§ WHAT YOU SHOULD DO
Scan the records for the string "screenshot"; copy each line where it occurs.

— BEGIN DATA LISTING —

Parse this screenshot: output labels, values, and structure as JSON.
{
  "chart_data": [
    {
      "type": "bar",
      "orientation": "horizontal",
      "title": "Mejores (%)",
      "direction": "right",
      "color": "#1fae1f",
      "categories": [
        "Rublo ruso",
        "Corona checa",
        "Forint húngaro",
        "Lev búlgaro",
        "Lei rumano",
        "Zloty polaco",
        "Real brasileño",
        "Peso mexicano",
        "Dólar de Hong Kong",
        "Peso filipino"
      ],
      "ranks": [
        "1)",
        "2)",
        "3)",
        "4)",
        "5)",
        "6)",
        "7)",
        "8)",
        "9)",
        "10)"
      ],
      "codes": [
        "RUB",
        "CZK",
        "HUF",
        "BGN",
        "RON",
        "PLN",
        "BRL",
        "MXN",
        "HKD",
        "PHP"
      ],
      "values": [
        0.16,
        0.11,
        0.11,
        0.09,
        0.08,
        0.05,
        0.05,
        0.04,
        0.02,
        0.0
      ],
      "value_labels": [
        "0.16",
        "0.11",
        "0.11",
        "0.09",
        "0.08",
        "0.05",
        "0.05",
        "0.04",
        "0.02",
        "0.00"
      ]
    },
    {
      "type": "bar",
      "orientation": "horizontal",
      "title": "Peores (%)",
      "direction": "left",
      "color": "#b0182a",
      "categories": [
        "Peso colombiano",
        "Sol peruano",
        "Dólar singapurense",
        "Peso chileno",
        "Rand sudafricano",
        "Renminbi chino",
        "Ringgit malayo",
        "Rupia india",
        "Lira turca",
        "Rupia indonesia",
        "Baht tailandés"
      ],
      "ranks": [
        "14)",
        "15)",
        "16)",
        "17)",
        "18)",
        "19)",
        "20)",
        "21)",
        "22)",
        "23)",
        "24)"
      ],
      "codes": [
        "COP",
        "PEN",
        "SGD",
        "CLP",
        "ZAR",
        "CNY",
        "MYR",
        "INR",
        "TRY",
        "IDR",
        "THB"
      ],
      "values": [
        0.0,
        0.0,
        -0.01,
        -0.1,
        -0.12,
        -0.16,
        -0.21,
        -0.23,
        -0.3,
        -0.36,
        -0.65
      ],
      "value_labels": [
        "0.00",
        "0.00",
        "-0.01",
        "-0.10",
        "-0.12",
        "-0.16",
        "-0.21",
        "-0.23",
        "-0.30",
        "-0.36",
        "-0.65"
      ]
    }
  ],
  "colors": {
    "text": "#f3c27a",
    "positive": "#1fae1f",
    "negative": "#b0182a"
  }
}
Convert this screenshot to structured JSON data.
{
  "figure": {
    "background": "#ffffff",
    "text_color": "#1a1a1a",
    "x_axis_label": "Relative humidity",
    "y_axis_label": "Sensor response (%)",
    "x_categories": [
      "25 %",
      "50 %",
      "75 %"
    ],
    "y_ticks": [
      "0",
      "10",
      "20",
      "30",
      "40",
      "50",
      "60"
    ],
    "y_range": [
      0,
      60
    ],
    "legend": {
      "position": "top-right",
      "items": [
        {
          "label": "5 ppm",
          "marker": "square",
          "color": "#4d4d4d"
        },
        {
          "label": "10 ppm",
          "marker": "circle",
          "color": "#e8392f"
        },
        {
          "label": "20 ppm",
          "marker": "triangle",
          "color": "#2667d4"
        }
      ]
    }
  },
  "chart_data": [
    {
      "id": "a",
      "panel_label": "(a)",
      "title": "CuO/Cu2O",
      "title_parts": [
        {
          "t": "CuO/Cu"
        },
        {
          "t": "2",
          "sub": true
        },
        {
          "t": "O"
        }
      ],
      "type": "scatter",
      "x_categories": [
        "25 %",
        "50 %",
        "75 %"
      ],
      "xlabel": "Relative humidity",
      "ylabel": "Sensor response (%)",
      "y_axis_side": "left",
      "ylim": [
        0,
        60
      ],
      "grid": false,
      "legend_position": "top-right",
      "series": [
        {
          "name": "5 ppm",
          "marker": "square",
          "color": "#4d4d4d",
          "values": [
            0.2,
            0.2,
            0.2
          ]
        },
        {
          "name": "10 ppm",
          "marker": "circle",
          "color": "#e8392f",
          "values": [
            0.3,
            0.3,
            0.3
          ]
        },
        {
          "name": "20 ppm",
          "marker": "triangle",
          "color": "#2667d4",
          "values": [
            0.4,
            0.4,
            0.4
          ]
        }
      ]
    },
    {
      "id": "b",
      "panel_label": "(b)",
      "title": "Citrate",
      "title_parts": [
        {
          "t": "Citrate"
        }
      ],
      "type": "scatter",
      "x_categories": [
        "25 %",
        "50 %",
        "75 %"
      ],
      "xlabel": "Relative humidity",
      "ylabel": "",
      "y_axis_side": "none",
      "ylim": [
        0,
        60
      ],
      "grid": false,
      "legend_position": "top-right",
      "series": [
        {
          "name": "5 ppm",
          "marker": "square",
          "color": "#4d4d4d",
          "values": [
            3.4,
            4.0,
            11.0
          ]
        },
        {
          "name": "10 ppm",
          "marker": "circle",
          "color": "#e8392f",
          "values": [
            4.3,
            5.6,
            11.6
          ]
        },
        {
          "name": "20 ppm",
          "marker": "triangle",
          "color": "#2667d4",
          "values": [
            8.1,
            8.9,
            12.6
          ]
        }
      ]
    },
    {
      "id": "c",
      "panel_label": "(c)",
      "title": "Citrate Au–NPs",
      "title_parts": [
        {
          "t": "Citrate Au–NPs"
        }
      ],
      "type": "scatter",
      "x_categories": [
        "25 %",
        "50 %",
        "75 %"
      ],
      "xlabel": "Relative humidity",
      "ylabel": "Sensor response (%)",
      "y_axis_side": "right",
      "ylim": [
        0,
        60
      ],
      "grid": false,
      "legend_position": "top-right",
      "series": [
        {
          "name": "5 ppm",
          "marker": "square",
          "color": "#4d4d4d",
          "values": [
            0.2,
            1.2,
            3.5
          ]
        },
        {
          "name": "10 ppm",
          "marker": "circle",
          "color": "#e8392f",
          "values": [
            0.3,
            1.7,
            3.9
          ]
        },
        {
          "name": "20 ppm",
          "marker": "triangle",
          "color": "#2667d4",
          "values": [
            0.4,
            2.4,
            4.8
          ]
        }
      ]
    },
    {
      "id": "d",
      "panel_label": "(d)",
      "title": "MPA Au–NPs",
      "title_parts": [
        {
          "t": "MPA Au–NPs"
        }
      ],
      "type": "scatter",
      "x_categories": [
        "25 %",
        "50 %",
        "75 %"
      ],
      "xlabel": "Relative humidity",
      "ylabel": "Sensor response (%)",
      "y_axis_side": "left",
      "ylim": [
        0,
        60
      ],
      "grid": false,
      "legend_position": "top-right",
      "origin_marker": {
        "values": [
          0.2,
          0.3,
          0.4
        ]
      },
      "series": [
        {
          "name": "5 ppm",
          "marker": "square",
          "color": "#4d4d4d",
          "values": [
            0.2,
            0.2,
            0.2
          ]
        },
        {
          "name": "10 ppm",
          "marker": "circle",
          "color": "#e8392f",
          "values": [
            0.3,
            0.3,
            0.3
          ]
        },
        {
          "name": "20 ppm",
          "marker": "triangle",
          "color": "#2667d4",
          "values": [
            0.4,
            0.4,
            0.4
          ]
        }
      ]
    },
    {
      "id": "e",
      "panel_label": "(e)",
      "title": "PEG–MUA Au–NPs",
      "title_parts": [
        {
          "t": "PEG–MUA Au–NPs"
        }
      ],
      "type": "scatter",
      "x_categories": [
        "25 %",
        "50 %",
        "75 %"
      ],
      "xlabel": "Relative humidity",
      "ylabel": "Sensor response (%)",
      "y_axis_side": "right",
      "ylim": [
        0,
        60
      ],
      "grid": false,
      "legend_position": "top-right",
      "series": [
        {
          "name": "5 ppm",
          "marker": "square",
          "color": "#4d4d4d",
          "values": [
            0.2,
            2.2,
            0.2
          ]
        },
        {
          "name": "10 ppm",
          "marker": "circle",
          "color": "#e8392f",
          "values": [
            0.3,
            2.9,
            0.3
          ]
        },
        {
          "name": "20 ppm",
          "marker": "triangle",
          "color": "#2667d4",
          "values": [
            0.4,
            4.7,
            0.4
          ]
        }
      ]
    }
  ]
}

— END DATA LISTING —

§ CORRECT RESPONSE
Parse this screenshot: output labels, values, and structure as JSON.
Convert this screenshot to structured JSON data.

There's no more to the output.